» **Stated task**: How many lines in the records below contain the word "level"? Answer with the number alone.

» **Stored items**:
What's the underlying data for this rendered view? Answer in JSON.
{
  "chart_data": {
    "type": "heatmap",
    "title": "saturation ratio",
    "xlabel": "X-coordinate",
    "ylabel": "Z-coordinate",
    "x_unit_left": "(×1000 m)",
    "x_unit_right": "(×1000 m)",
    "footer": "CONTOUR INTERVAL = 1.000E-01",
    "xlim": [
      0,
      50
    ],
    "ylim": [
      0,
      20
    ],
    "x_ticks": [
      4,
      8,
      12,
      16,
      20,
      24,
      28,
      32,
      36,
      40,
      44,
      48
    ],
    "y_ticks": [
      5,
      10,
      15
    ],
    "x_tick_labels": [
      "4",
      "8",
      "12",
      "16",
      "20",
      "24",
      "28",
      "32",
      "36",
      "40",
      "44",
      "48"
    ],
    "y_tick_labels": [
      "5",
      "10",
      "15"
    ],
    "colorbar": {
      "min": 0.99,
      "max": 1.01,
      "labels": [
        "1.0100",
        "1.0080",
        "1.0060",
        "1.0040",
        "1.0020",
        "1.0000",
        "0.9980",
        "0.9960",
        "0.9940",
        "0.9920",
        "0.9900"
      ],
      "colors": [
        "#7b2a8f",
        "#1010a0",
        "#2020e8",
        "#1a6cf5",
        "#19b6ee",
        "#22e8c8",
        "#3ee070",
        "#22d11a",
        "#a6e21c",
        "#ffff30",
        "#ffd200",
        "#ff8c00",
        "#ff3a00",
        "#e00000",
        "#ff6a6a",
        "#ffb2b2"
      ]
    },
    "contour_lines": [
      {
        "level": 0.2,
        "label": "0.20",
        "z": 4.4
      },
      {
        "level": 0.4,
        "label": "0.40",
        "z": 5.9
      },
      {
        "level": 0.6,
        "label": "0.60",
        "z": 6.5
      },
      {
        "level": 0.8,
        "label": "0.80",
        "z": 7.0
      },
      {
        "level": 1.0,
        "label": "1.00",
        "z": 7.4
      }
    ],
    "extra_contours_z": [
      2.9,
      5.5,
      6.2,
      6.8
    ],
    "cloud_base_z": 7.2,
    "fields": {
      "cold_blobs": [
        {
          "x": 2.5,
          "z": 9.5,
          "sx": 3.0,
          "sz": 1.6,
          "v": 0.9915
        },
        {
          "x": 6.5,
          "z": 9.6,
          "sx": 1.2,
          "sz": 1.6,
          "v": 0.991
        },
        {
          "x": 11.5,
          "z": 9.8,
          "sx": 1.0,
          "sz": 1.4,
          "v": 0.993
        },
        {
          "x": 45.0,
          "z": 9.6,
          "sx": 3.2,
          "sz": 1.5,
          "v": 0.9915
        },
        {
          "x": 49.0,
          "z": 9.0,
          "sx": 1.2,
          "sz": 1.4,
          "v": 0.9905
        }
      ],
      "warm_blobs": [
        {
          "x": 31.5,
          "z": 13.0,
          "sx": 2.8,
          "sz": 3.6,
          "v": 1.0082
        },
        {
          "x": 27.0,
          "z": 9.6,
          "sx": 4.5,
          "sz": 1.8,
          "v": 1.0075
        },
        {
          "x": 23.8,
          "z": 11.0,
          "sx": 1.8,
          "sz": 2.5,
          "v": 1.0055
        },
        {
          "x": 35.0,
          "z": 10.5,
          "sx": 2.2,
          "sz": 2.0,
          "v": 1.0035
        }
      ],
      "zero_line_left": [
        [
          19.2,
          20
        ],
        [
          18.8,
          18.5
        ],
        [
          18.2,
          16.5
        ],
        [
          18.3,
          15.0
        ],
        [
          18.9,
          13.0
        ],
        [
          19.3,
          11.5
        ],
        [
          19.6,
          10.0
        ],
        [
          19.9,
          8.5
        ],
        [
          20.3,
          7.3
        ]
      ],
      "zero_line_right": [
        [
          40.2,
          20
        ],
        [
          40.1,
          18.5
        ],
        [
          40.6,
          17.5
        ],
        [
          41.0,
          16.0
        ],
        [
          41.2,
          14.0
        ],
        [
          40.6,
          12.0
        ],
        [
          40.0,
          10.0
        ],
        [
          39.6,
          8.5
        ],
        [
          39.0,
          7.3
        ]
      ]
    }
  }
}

» **Output of the task**: 5